Rows from a figure dataset:

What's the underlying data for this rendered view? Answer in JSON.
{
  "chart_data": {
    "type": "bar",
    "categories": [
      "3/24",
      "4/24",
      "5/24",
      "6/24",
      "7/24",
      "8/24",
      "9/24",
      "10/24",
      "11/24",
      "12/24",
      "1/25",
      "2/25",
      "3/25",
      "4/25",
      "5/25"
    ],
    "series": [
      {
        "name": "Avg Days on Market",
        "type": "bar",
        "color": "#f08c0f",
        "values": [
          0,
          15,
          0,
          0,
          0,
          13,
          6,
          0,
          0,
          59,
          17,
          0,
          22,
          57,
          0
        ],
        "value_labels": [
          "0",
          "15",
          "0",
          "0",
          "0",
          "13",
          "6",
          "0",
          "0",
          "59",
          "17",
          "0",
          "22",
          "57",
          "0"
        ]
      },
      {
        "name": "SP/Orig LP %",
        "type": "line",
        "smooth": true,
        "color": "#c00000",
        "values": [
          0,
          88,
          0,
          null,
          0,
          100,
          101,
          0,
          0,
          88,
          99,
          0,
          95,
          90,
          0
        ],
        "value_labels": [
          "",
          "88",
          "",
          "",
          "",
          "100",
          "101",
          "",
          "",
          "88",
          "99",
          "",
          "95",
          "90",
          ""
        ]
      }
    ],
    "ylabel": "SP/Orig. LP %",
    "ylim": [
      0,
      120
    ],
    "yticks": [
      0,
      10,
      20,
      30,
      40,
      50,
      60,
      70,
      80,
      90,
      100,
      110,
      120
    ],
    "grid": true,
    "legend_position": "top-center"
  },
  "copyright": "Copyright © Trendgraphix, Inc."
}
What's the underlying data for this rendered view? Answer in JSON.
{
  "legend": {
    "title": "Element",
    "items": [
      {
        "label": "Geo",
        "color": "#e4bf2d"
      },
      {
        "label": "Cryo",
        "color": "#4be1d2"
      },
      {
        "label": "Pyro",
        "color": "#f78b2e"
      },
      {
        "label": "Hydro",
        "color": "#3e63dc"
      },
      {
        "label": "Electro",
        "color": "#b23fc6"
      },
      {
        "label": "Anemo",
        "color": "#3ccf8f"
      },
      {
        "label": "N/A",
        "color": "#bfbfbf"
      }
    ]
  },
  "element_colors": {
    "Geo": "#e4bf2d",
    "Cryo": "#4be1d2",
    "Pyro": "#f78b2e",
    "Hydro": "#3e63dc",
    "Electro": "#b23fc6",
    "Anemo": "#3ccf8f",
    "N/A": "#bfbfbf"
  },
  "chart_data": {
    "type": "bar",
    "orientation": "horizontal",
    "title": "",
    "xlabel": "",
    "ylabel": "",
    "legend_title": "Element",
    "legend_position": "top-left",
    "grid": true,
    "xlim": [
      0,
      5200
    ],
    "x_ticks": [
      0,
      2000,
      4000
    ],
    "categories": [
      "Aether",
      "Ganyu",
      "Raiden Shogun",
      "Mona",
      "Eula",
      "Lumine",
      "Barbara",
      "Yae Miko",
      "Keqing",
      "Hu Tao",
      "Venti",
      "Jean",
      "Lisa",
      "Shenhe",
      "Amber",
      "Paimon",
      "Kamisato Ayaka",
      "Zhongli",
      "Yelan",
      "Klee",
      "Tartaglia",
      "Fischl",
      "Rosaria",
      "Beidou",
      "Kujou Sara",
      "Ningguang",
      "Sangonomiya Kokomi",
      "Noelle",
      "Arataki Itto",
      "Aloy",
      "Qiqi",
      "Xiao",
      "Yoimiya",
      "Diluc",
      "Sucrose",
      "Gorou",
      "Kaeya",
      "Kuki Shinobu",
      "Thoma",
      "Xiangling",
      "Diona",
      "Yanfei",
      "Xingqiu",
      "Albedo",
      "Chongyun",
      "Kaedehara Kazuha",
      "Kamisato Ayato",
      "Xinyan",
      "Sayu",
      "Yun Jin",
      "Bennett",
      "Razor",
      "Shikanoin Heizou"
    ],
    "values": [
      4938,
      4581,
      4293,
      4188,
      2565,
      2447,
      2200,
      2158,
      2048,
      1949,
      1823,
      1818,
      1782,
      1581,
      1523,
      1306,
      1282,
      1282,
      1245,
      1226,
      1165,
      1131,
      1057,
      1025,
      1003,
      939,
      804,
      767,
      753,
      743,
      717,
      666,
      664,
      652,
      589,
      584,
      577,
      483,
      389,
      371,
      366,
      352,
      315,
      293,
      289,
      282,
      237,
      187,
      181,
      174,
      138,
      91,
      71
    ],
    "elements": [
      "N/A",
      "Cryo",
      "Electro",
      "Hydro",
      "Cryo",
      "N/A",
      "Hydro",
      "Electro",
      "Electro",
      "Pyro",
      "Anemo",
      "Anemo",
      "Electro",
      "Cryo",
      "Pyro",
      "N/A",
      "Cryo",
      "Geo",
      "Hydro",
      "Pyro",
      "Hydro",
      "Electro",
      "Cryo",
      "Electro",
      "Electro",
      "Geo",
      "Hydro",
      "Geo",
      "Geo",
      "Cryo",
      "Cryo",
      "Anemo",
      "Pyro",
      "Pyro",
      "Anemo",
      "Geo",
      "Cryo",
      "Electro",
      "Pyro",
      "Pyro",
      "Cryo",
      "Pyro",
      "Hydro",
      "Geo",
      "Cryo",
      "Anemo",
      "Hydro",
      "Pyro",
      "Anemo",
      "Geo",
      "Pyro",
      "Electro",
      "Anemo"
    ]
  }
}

● Task: Extract the listing in its entirety, matching it exactly.

● Solution for this task:
What's the underlying data for this rendered view? Answer in JSON.
{
  "chart_data": {
    "type": "bar",
    "categories": [
      "3/24",
      "4/24",
      "5/24",
      "6/24",
      "7/24",
      "8/24",
      "9/24",
      "10/24",
      "11/24",
      "12/24",
      "1/25",
      "2/25",
      "3/25",
      "4/25",
      "5/25"
    ],
    "series": [
      {
        "name": "Avg Days on Market",
        "type": "bar",
        "color": "#f08c0f",
        "values": [
          0,
          15,
          0,
          0,
          0,
          13,
          6,
          0,
          0,
          59,
          17,
          0,
          22,
          57,
          0
        ],
        "value_labels": [
          "0",
          "15",
          "0",
          "0",
          "0",
          "13",
          "6",
          "0",
          "0",
          "59",
          "17",
          "0",
          "22",
          "57",
          "0"
        ]
      },
      {
        "name": "SP/Orig LP %",
        "type": "line",
        "smooth": true,
        "color": "#c00000",
        "values": [
          0,
          88,
          0,
          null,
          0,
          100,
          101,
          0,
          0,
          88,
          99,
          0,
          95,
          90,
          0
        ],
        "value_labels": [
          "",
          "88",
          "",
          "",
          "",
          "100",
          "101",
          "",
          "",
          "88",
          "99",
          "",
          "95",
          "90",
          ""
        ]
      }
    ],
    "ylabel": "SP/Orig. LP %",
    "ylim": [
      0,
      120
    ],
    "yticks": [
      0,
      10,
      20,
      30,
      40,
      50,
      60,
      70,
      80,
      90,
      100,
      110,
      120
    ],
    "grid": true,
    "legend_position": "top-center"
  },
  "copyright": "Copyright © Trendgraphix, Inc."
}
What's the underlying data for this rendered view? Answer in JSON.
{
  "legend": {
    "title": "Element",
    "items": [
      {
        "label": "Geo",
        "color": "#e4bf2d"
      },
      {
        "label": "Cryo",
        "color": "#4be1d2"
      },
      {
        "label": "Pyro",
        "color": "#f78b2e"
      },
      {
        "label": "Hydro",
        "color": "#3e63dc"
      },
      {
        "label": "Electro",
        "color": "#b23fc6"
      },
      {
        "label": "Anemo",
        "color": "#3ccf8f"
      },
      {
        "label": "N/A",
        "color": "#bfbfbf"
      }
    ]
  },
  "element_colors": {
    "Geo": "#e4bf2d",
    "Cryo": "#4be1d2",
    "Pyro": "#f78b2e",
    "Hydro": "#3e63dc",
    "Electro": "#b23fc6",
    "Anemo": "#3ccf8f",
    "N/A": "#bfbfbf"
  },
  "chart_data": {
    "type": "bar",
    "orientation": "horizontal",
    "title": "",
    "xlabel": "",
    "ylabel": "",
    "legend_title": "Element",
    "legend_position": "top-left",
    "grid": true,
    "xlim": [
      0,
      5200
    ],
    "x_ticks": [
      0,
      2000,
      4000
    ],
    "categories": [
      "Aether",
      "Ganyu",
      "Raiden Shogun",
      "Mona",
      "Eula",
      "Lumine",
      "Barbara",
      "Yae Miko",
      "Keqing",
      "Hu Tao",
      "Venti",
      "Jean",
      "Lisa",
      "Shenhe",
      "Amber",
      "Paimon",
      "Kamisato Ayaka",
      "Zhongli",
      "Yelan",
      "Klee",
      "Tartaglia",
      "Fischl",
      "Rosaria",
      "Beidou",
      "Kujou Sara",
      "Ningguang",
      "Sangonomiya Kokomi",
      "Noelle",
      "Arataki Itto",
      "Aloy",
      "Qiqi",
      "Xiao",
      "Yoimiya",
      "Diluc",
      "Sucrose",
      "Gorou",
      "Kaeya",
      "Kuki Shinobu",
      "Thoma",
      "Xiangling",
      "Diona",
      "Yanfei",
      "Xingqiu",
      "Albedo",
      "Chongyun",
      "Kaedehara Kazuha",
      "Kamisato Ayato",
      "Xinyan",
      "Sayu",
      "Yun Jin",
      "Bennett",
      "Razor",
      "Shikanoin Heizou"
    ],
    "values": [
      4938,
      4581,
      4293,
      4188,
      2565,
      2447,
      2200,
      2158,
      2048,
      1949,
      1823,
      1818,
      1782,
      1581,
      1523,
      1306,
      1282,
      1282,
      1245,
      1226,
      1165,
      1131,
      1057,
      1025,
      1003,
      939,
      804,
      767,
      753,
      743,
      717,
      666,
      664,
      652,
      589,
      584,
      577,
      483,
      389,
      371,
      366,
      352,
      315,
      293,
      289,
      282,
      237,
      187,
      181,
      174,
      138,
      91,
      71
    ],
    "elements": [
      "N/A",
      "Cryo",
      "Electro",
      "Hydro",
      "Cryo",
      "N/A",
      "Hydro",
      "Electro",
      "Electro",
      "Pyro",
      "Anemo",
      "Anemo",
      "Electro",
      "Cryo",
      "Pyro",
      "N/A",
      "Cryo",
      "Geo",
      "Hydro",
      "Pyro",
      "Hydro",
      "Electro",
      "Cryo",
      "Electro",
      "Electro",
      "Geo",
      "Hydro",
      "Geo",
      "Geo",
      "Cryo",
      "Cryo",
      "Anemo",
      "Pyro",
      "Pyro",
      "Anemo",
      "Geo",
      "Cryo",
      "Electro",
      "Pyro",
      "Pyro",
      "Cryo",
      "Pyro",
      "Hydro",
      "Geo",
      "Cryo",
      "Anemo",
      "Hydro",
      "Pyro",
      "Anemo",
      "Geo",
      "Pyro",
      "Electro",
      "Anemo"
    ]
  }
}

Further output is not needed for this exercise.